[Task directions]: From the line containing "Give me the" through the last line of the data, return those lines exactly as written and nothing more.

━━━ Working data ━━━

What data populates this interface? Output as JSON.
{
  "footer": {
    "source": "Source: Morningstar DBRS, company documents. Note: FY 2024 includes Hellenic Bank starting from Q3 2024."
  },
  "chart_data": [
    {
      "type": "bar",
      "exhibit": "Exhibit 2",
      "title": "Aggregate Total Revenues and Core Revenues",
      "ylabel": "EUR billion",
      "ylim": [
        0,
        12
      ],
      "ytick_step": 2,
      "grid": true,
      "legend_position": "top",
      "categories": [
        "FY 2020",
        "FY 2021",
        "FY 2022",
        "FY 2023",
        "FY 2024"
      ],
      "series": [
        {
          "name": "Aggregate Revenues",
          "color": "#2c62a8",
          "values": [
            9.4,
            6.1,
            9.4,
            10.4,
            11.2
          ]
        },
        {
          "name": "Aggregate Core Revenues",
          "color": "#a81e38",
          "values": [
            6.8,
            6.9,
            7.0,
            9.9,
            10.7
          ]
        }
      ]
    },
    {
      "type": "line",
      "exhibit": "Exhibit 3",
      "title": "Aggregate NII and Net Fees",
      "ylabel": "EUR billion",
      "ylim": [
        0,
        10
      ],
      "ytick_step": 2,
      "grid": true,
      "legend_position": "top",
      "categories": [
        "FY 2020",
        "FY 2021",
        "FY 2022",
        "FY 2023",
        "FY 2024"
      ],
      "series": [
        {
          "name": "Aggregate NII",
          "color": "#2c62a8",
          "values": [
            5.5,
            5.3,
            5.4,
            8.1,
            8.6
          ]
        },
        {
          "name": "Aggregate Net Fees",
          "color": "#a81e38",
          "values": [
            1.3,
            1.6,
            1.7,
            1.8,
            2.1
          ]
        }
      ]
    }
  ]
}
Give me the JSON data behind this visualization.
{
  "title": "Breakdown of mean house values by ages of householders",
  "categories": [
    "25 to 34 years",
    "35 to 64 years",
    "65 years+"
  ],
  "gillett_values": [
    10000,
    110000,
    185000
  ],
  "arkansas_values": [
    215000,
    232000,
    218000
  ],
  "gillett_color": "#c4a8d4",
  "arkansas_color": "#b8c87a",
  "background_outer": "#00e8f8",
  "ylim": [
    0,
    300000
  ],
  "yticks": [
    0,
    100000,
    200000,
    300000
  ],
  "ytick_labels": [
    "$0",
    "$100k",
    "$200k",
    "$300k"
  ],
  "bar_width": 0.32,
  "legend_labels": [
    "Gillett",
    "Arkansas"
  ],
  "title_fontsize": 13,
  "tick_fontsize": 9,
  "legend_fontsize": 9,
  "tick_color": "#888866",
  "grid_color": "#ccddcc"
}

━━━

[Task result]:
Give me the JSON data behind this visualization.
{
  "title": "Breakdown of mean house values by ages of householders",
  "categories": [
    "25 to 34 years",
    "35 to 64 years",
    "65 years+"
  ],
  "gillett_values": [
    10000,
    110000,
    185000
  ],
  "arkansas_values": [
    215000,
    232000,
    218000
  ],
  "gillett_color": "#c4a8d4",
  "arkansas_color": "#b8c87a",
  "background_outer": "#00e8f8",
  "ylim": [
    0,
    300000
  ],
  "yticks": [
    0,
    100000,
    200000,
    300000
  ],
  "ytick_labels": [
    "$0",
    "$100k",
    "$200k",
    "$300k"
  ],
  "bar_width": 0.32,
  "legend_labels": [
    "Gillett",
    "Arkansas"
  ],
  "title_fontsize": 13,
  "tick_fontsize": 9,
  "legend_fontsize": 9,
  "tick_color": "#888866",
  "grid_color": "#ccddcc"
}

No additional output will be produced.